REQUIREMENTS: Keep the wording of each record exactly the same when you repeat it, and leave out pictures.

--- START OF DATA SHOWN ---

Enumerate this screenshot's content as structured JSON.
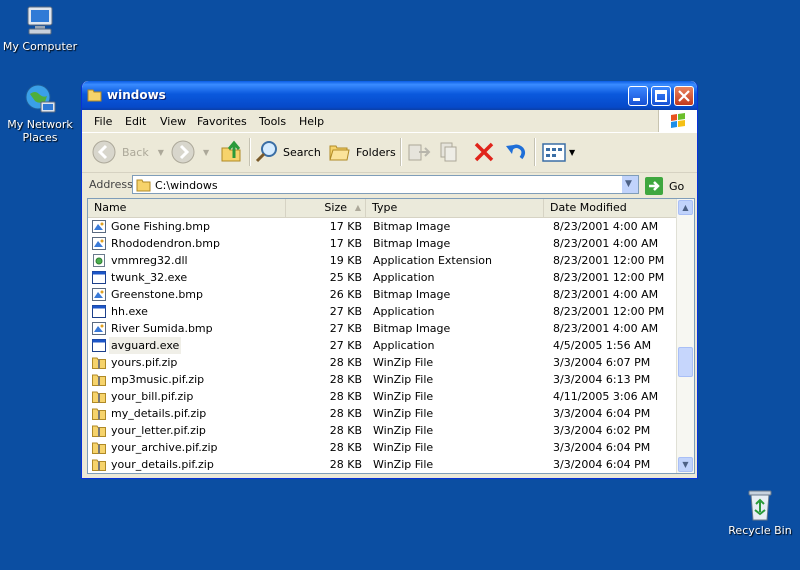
{
  "desktop": {
    "my_computer": "My Computer",
    "my_network_line1": "My Network",
    "my_network_line2": "Places",
    "recycle_bin": "Recycle Bin"
  },
  "window": {
    "title": "windows",
    "menu": [
      "File",
      "Edit",
      "View",
      "Favorites",
      "Tools",
      "Help"
    ],
    "toolbar": {
      "back": "Back",
      "search": "Search",
      "folders": "Folders"
    },
    "address": {
      "label": "Address",
      "value": "C:\\windows",
      "go": "Go"
    }
  },
  "columns": [
    "Name",
    "Size",
    "Type",
    "Date Modified"
  ],
  "files": [
    {
      "name": "Gone Fishing.bmp",
      "size": "17 KB",
      "type": "Bitmap Image",
      "date": "8/23/2001 4:00 AM",
      "icon": "bitmap-icon"
    },
    {
      "name": "Rhododendron.bmp",
      "size": "17 KB",
      "type": "Bitmap Image",
      "date": "8/23/2001 4:00 AM",
      "icon": "bitmap-icon"
    },
    {
      "name": "vmmreg32.dll",
      "size": "19 KB",
      "type": "Application Extension",
      "date": "8/23/2001 12:00 PM",
      "icon": "dll-icon"
    },
    {
      "name": "twunk_32.exe",
      "size": "25 KB",
      "type": "Application",
      "date": "8/23/2001 12:00 PM",
      "icon": "exe-icon"
    },
    {
      "name": "Greenstone.bmp",
      "size": "26 KB",
      "type": "Bitmap Image",
      "date": "8/23/2001 4:00 AM",
      "icon": "bitmap-icon"
    },
    {
      "name": "hh.exe",
      "size": "27 KB",
      "type": "Application",
      "date": "8/23/2001 12:00 PM",
      "icon": "exe-icon"
    },
    {
      "name": "River Sumida.bmp",
      "size": "27 KB",
      "type": "Bitmap Image",
      "date": "8/23/2001 4:00 AM",
      "icon": "bitmap-icon"
    },
    {
      "name": "avguard.exe",
      "size": "27 KB",
      "type": "Application",
      "date": "4/5/2005 1:56 AM",
      "icon": "exe-icon"
    },
    {
      "name": "yours.pif.zip",
      "size": "28 KB",
      "type": "WinZip File",
      "date": "3/3/2004 6:07 PM",
      "icon": "zip-icon"
    },
    {
      "name": "mp3music.pif.zip",
      "size": "28 KB",
      "type": "WinZip File",
      "date": "3/3/2004 6:13 PM",
      "icon": "zip-icon"
    },
    {
      "name": "your_bill.pif.zip",
      "size": "28 KB",
      "type": "WinZip File",
      "date": "4/11/2005 3:06 AM",
      "icon": "zip-icon"
    },
    {
      "name": "my_details.pif.zip",
      "size": "28 KB",
      "type": "WinZip File",
      "date": "3/3/2004 6:04 PM",
      "icon": "zip-icon"
    },
    {
      "name": "your_letter.pif.zip",
      "size": "28 KB",
      "type": "WinZip File",
      "date": "3/3/2004 6:02 PM",
      "icon": "zip-icon"
    },
    {
      "name": "your_archive.pif.zip",
      "size": "28 KB",
      "type": "WinZip File",
      "date": "3/3/2004 6:04 PM",
      "icon": "zip-icon"
    },
    {
      "name": "your_details.pif.zip",
      "size": "28 KB",
      "type": "WinZip File",
      "date": "3/3/2004 6:04 PM",
      "icon": "zip-icon"
    }
  ],
  "colors": {
    "desktop": "#0b4ea2",
    "titlebar": "#0a5ce4",
    "window": "#ece9d8"
  }
}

--- END OF DATA SHOWN ---

CORRECT RESULT:
Enumerate this screenshot's content as structured JSON.
{
  "desktop": {
    "my_computer": "My Computer",
    "my_network_line1": "My Network",
    "my_network_line2": "Places",
    "recycle_bin": "Recycle Bin"
  },
  "window": {
    "title": "windows",
    "menu": [
      "File",
      "Edit",
      "View",
      "Favorites",
      "Tools",
      "Help"
    ],
    "toolbar": {
      "back": "Back",
      "search": "Search",
      "folders": "Folders"
    },
    "address": {
      "label": "Address",
      "value": "C:\\windows",
      "go": "Go"
    }
  },
  "columns": [
    "Name",
    "Size",
    "Type",
    "Date Modified"
  ],
  "files": [
    {
      "name": "Gone Fishing.bmp",
      "size": "17 KB",
      "type": "Bitmap Image",
      "date": "8/23/2001 4:00 AM",
      "icon": "bitmap-icon"
    },
    {
      "name": "Rhododendron.bmp",
      "size": "17 KB",
      "type": "Bitmap Image",
      "date": "8/23/2001 4:00 AM",
      "icon": "bitmap-icon"
    },
    {
      "name": "vmmreg32.dll",
      "size": "19 KB",
      "type": "Application Extension",
      "date": "8/23/2001 12:00 PM",
      "icon": "dll-icon"
    },
    {
      "name": "twunk_32.exe",
      "size": "25 KB",
      "type": "Application",
      "date": "8/23/2001 12:00 PM",
      "icon": "exe-icon"
    },
    {
      "name": "Greenstone.bmp",
      "size": "26 KB",
      "type": "Bitmap Image",
      "date": "8/23/2001 4:00 AM",
      "icon": "bitmap-icon"
    },
    {
      "name": "hh.exe",
      "size": "27 KB",
      "type": "Application",
      "date": "8/23/2001 12:00 PM",
      "icon": "exe-icon"
    },
    {
      "name": "River Sumida.bmp",
      "size": "27 KB",
      "type": "Bitmap Image",
      "date": "8/23/2001 4:00 AM",
      "icon": "bitmap-icon"
    },
    {
      "name": "avguard.exe",
      "size": "27 KB",
      "type": "Application",
      "date": "4/5/2005 1:56 AM",
      "icon": "exe-icon"
    },
    {
      "name": "yours.pif.zip",
      "size": "28 KB",
      "type": "WinZip File",
      "date": "3/3/2004 6:07 PM",
      "icon": "zip-icon"
    },
    {
      "name": "mp3music.pif.zip",
      "size": "28 KB",
      "type": "WinZip File",
      "date": "3/3/2004 6:13 PM",
      "icon": "zip-icon"
    },
    {
      "name": "your_bill.pif.zip",
      "size": "28 KB",
      "type": "WinZip File",
      "date": "4/11/2005 3:06 AM",
      "icon": "zip-icon"
    },
    {
      "name": "my_details.pif.zip",
      "size": "28 KB",
      "type": "WinZip File",
      "date": "3/3/2004 6:04 PM",
      "icon": "zip-icon"
    },
    {
      "name": "your_letter.pif.zip",
      "size": "28 KB",
      "type": "WinZip File",
      "date": "3/3/2004 6:02 PM",
      "icon": "zip-icon"
    },
    {
      "name": "your_archive.pif.zip",
      "size": "28 KB",
      "type": "WinZip File",
      "date": "3/3/2004 6:04 PM",
      "icon": "zip-icon"
    },
    {
      "name": "your_details.pif.zip",
      "size": "28 KB",
      "type": "WinZip File",
      "date": "3/3/2004 6:04 PM",
      "icon": "zip-icon"
    }
  ],
  "colors": {
    "desktop": "#0b4ea2",
    "titlebar": "#0a5ce4",
    "window": "#ece9d8"
  }
}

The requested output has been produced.